Extracted records:
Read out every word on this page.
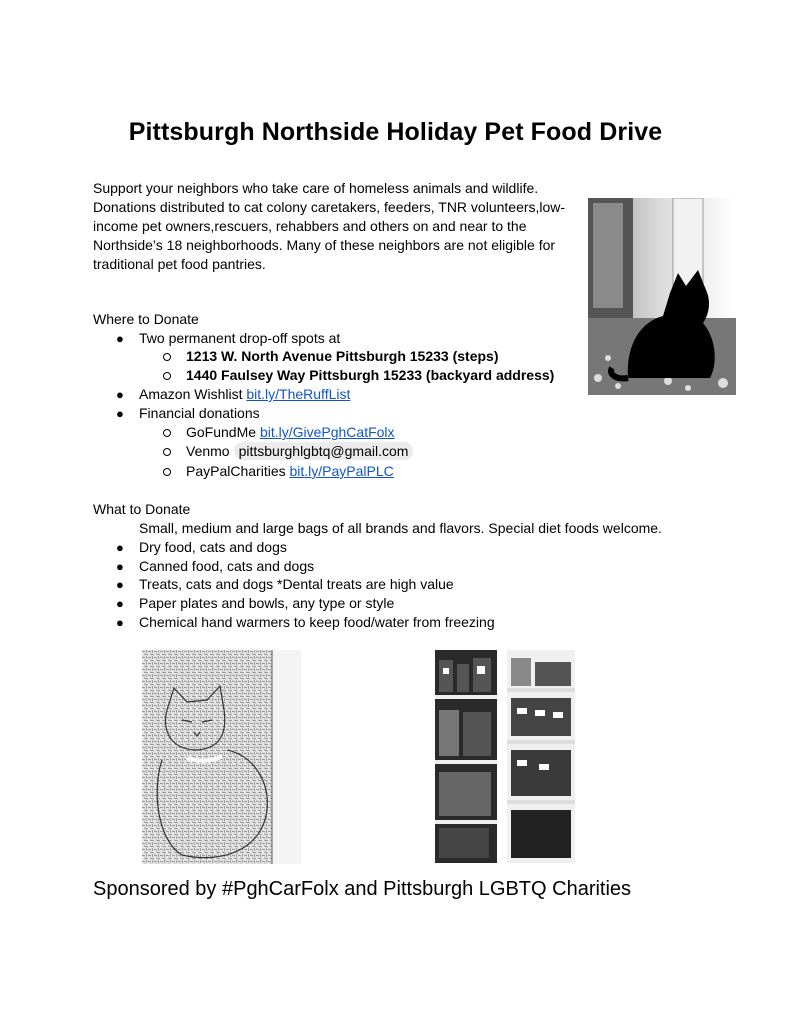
Pittsburgh Northside Holiday Pet Food Drive
Support your neighbors who take care of homeless animals and wildlife. Donations distributed to cat colony caretakers, feeders, TNR volunteers,low-income pet owners,rescuers, rehabbers and others on and near to the Northside’s 18 neighborhoods. Many of these neighbors are not eligible for traditional pet food pantries.
Where to Donate
● Two permanent drop-off spots at
1213 W. North Avenue Pittsburgh 15233 (steps)
1440 Faulsey Way Pittsburgh 15233 (backyard address)
● Amazon Wishlist bit.ly/TheRuffList
● Financial donations
GoFundMe bit.ly/GivePghCatFolx
Venmo pittsburghlgbtq@gmail.com
PayPalCharities bit.ly/PayPalPLC
What to Donate
Small, medium and large bags of all brands and flavors. Special diet foods welcome.
● Dry food, cats and dogs
● Canned food, cats and dogs
● Treats, cats and dogs *Dental treats are high value
● Paper plates and bowls, any type or style
● Chemical hand warmers to keep food/water from freezing
Sponsored by #PghCarFolx and Pittsburgh LGBTQ Charities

Problem to work on: The word "cats" may appear on some lines. Report how many lines hold it, giving the number alone.

The output: 3